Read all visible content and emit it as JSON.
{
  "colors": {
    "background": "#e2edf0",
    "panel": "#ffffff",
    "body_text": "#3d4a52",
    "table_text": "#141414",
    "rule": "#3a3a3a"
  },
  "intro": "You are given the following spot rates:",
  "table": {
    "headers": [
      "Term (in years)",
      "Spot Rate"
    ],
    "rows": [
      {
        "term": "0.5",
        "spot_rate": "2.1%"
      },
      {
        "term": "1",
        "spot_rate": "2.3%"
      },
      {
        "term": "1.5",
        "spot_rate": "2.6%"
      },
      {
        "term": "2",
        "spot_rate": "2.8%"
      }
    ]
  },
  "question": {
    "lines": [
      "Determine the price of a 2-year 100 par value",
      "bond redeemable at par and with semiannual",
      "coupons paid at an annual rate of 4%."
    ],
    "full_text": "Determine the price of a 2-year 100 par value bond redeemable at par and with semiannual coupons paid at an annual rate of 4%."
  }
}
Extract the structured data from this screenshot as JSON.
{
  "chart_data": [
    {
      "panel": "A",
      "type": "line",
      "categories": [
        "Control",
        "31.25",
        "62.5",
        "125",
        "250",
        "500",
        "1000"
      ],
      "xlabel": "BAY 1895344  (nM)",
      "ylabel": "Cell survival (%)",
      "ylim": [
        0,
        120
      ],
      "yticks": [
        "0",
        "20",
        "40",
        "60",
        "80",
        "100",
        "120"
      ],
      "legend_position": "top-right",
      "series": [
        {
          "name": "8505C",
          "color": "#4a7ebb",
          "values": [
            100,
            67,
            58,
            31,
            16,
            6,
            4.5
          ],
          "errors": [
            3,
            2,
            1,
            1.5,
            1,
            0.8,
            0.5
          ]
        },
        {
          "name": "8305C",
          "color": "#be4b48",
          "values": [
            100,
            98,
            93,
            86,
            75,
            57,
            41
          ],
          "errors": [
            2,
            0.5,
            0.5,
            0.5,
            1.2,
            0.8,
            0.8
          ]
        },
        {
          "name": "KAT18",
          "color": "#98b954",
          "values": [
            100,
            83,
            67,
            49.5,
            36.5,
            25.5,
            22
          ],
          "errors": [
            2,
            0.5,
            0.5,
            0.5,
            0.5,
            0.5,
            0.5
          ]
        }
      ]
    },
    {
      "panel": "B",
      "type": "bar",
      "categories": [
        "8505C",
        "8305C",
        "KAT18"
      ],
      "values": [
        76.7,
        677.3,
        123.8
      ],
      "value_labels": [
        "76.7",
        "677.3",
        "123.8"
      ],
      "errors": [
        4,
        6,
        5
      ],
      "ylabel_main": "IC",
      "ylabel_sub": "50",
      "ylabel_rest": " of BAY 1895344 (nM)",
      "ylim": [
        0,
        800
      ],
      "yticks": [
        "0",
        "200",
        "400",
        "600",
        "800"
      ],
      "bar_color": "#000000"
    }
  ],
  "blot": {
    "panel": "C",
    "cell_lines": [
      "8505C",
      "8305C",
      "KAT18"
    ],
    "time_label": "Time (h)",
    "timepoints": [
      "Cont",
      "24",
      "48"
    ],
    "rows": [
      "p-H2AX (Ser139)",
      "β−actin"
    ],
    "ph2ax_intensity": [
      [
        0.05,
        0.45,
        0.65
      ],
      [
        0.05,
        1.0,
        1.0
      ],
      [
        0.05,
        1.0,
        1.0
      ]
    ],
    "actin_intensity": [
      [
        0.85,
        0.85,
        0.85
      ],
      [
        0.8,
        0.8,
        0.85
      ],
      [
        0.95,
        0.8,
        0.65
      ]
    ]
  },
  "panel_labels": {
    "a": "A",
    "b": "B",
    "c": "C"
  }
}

§ §

◆ Given request:
State, as a bare number, how many lines of the listing hold the word "with".

◆ Exercise answer:
2